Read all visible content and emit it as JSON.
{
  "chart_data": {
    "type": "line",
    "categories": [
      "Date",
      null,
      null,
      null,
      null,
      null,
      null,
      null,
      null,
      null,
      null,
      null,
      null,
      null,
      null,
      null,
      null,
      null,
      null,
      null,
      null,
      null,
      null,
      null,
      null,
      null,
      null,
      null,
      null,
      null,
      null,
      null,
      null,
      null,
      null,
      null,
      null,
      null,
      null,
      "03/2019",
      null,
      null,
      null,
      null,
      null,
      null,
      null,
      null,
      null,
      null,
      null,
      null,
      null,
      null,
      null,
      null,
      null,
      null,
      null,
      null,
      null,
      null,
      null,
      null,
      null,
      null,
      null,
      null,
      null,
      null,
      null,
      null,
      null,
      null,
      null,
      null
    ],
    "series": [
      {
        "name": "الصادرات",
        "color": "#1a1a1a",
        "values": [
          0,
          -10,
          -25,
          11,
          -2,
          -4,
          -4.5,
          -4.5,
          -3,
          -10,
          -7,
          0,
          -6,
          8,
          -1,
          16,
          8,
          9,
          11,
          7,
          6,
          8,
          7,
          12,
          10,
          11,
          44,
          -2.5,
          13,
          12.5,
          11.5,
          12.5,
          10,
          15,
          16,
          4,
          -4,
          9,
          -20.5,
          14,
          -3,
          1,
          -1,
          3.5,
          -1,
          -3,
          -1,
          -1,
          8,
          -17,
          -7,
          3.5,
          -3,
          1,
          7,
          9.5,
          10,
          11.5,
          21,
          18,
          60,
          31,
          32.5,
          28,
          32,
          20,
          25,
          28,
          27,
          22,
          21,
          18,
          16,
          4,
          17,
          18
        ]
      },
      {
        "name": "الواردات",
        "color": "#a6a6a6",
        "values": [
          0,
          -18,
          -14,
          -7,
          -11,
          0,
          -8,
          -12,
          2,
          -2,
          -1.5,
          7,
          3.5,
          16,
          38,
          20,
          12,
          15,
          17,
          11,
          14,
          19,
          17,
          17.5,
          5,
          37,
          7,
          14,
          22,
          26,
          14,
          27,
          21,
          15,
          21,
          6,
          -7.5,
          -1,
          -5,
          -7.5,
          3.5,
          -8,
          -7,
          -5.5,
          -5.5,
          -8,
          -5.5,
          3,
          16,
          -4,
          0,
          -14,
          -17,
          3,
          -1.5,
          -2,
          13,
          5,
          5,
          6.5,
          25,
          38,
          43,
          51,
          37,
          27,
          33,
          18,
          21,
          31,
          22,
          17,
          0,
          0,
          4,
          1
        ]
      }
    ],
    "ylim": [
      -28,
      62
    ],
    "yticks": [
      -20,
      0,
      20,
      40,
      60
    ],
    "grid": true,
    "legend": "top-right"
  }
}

* * * * * * * * *

> [What you need to do] Your task is to repeat every entry exactly.

> [Response to this exercise]
Read all visible content and emit it as JSON.
{
  "chart_data": {
    "type": "line",
    "categories": [
      "Date",
      null,
      null,
      null,
      null,
      null,
      null,
      null,
      null,
      null,
      null,
      null,
      null,
      null,
      null,
      null,
      null,
      null,
      null,
      null,
      null,
      null,
      null,
      null,
      null,
      null,
      null,
      null,
      null,
      null,
      null,
      null,
      null,
      null,
      null,
      null,
      null,
      null,
      null,
      "03/2019",
      null,
      null,
      null,
      null,
      null,
      null,
      null,
      null,
      null,
      null,
      null,
      null,
      null,
      null,
      null,
      null,
      null,
      null,
      null,
      null,
      null,
      null,
      null,
      null,
      null,
      null,
      null,
      null,
      null,
      null,
      null,
      null,
      null,
      null,
      null,
      null
    ],
    "series": [
      {
        "name": "الصادرات",
        "color": "#1a1a1a",
        "values": [
          0,
          -10,
          -25,
          11,
          -2,
          -4,
          -4.5,
          -4.5,
          -3,
          -10,
          -7,
          0,
          -6,
          8,
          -1,
          16,
          8,
          9,
          11,
          7,
          6,
          8,
          7,
          12,
          10,
          11,
          44,
          -2.5,
          13,
          12.5,
          11.5,
          12.5,
          10,
          15,
          16,
          4,
          -4,
          9,
          -20.5,
          14,
          -3,
          1,
          -1,
          3.5,
          -1,
          -3,
          -1,
          -1,
          8,
          -17,
          -7,
          3.5,
          -3,
          1,
          7,
          9.5,
          10,
          11.5,
          21,
          18,
          60,
          31,
          32.5,
          28,
          32,
          20,
          25,
          28,
          27,
          22,
          21,
          18,
          16,
          4,
          17,
          18
        ]
      },
      {
        "name": "الواردات",
        "color": "#a6a6a6",
        "values": [
          0,
          -18,
          -14,
          -7,
          -11,
          0,
          -8,
          -12,
          2,
          -2,
          -1.5,
          7,
          3.5,
          16,
          38,
          20,
          12,
          15,
          17,
          11,
          14,
          19,
          17,
          17.5,
          5,
          37,
          7,
          14,
          22,
          26,
          14,
          27,
          21,
          15,
          21,
          6,
          -7.5,
          -1,
          -5,
          -7.5,
          3.5,
          -8,
          -7,
          -5.5,
          -5.5,
          -8,
          -5.5,
          3,
          16,
          -4,
          0,
          -14,
          -17,
          3,
          -1.5,
          -2,
          13,
          5,
          5,
          6.5,
          25,
          38,
          43,
          51,
          37,
          27,
          33,
          18,
          21,
          31,
          22,
          17,
          0,
          0,
          4,
          1
        ]
      }
    ],
    "ylim": [
      -28,
      62
    ],
    "yticks": [
      -20,
      0,
      20,
      40,
      60
    ],
    "grid": true,
    "legend": "top-right"
  }
}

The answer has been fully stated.